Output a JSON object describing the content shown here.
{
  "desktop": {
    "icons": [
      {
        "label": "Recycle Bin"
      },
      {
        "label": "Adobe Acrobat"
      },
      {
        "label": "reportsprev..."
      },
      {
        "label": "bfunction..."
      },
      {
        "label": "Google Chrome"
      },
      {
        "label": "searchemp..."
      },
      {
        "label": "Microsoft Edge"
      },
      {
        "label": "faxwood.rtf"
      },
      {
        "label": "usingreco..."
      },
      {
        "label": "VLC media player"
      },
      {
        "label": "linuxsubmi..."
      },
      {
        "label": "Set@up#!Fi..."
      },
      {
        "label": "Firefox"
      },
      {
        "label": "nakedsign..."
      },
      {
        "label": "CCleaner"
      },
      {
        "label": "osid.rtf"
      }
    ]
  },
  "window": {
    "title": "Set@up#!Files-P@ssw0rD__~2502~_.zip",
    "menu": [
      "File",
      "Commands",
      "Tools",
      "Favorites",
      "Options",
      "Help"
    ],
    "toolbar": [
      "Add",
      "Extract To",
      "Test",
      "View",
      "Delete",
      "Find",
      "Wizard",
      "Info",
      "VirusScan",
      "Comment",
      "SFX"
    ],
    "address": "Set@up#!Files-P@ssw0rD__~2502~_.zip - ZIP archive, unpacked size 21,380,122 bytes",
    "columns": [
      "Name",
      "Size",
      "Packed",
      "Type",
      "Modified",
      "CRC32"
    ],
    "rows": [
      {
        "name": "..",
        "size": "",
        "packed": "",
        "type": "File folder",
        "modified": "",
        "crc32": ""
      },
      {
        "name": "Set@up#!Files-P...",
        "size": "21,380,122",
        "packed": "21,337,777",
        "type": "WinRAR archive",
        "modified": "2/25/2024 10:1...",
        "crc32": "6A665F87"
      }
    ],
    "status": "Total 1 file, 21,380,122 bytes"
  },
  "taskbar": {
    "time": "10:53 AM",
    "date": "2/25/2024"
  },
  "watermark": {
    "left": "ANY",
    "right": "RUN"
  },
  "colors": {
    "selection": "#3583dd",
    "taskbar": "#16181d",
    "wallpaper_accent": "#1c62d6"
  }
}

============

**What to produce:**
Give back each line of the material above exactly as it appears.

**Written solution:**
Output a JSON object describing the content shown here.
{
  "desktop": {
    "icons": [
      {
        "label": "Recycle Bin"
      },
      {
        "label": "Adobe Acrobat"
      },
      {
        "label": "reportsprev..."
      },
      {
        "label": "bfunction..."
      },
      {
        "label": "Google Chrome"
      },
      {
        "label": "searchemp..."
      },
      {
        "label": "Microsoft Edge"
      },
      {
        "label": "faxwood.rtf"
      },
      {
        "label": "usingreco..."
      },
      {
        "label": "VLC media player"
      },
      {
        "label": "linuxsubmi..."
      },
      {
        "label": "Set@up#!Fi..."
      },
      {
        "label": "Firefox"
      },
      {
        "label": "nakedsign..."
      },
      {
        "label": "CCleaner"
      },
      {
        "label": "osid.rtf"
      }
    ]
  },
  "window": {
    "title": "Set@up#!Files-P@ssw0rD__~2502~_.zip",
    "menu": [
      "File",
      "Commands",
      "Tools",
      "Favorites",
      "Options",
      "Help"
    ],
    "toolbar": [
      "Add",
      "Extract To",
      "Test",
      "View",
      "Delete",
      "Find",
      "Wizard",
      "Info",
      "VirusScan",
      "Comment",
      "SFX"
    ],
    "address": "Set@up#!Files-P@ssw0rD__~2502~_.zip - ZIP archive, unpacked size 21,380,122 bytes",
    "columns": [
      "Name",
      "Size",
      "Packed",
      "Type",
      "Modified",
      "CRC32"
    ],
    "rows": [
      {
        "name": "..",
        "size": "",
        "packed": "",
        "type": "File folder",
        "modified": "",
        "crc32": ""
      },
      {
        "name": "Set@up#!Files-P...",
        "size": "21,380,122",
        "packed": "21,337,777",
        "type": "WinRAR archive",
        "modified": "2/25/2024 10:1...",
        "crc32": "6A665F87"
      }
    ],
    "status": "Total 1 file, 21,380,122 bytes"
  },
  "taskbar": {
    "time": "10:53 AM",
    "date": "2/25/2024"
  },
  "watermark": {
    "left": "ANY",
    "right": "RUN"
  },
  "colors": {
    "selection": "#3583dd",
    "taskbar": "#16181d",
    "wallpaper_accent": "#1c62d6"
  }
}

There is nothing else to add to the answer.